## Stated task
Return each line of the listing that contains the string "document".

## Source data
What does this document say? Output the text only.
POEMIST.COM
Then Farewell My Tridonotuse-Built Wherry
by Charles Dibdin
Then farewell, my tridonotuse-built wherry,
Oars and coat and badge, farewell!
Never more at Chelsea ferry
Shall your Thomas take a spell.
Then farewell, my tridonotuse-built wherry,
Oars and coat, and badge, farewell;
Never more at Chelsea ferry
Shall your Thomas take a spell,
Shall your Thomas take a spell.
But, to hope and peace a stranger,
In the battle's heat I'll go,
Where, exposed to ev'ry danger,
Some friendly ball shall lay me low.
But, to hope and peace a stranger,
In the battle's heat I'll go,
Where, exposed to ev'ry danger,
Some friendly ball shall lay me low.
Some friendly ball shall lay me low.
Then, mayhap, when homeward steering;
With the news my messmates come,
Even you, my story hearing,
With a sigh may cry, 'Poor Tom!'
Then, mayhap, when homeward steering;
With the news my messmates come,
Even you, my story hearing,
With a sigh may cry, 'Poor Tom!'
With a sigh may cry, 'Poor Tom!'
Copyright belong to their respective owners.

==

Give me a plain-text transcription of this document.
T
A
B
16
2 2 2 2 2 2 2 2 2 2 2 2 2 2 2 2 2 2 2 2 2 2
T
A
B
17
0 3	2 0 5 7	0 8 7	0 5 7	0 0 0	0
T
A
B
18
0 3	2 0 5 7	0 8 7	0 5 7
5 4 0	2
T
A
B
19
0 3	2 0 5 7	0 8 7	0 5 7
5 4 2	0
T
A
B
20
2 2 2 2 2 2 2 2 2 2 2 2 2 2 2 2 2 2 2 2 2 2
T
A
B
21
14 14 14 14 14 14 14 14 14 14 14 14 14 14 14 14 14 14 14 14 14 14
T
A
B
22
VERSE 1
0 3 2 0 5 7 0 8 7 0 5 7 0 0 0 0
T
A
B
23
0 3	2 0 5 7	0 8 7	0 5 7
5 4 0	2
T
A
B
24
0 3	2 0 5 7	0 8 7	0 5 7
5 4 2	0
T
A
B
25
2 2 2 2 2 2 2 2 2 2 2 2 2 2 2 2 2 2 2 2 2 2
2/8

## Response to this task
What does this document say? Output the text only.
Give me a plain-text transcription of this document.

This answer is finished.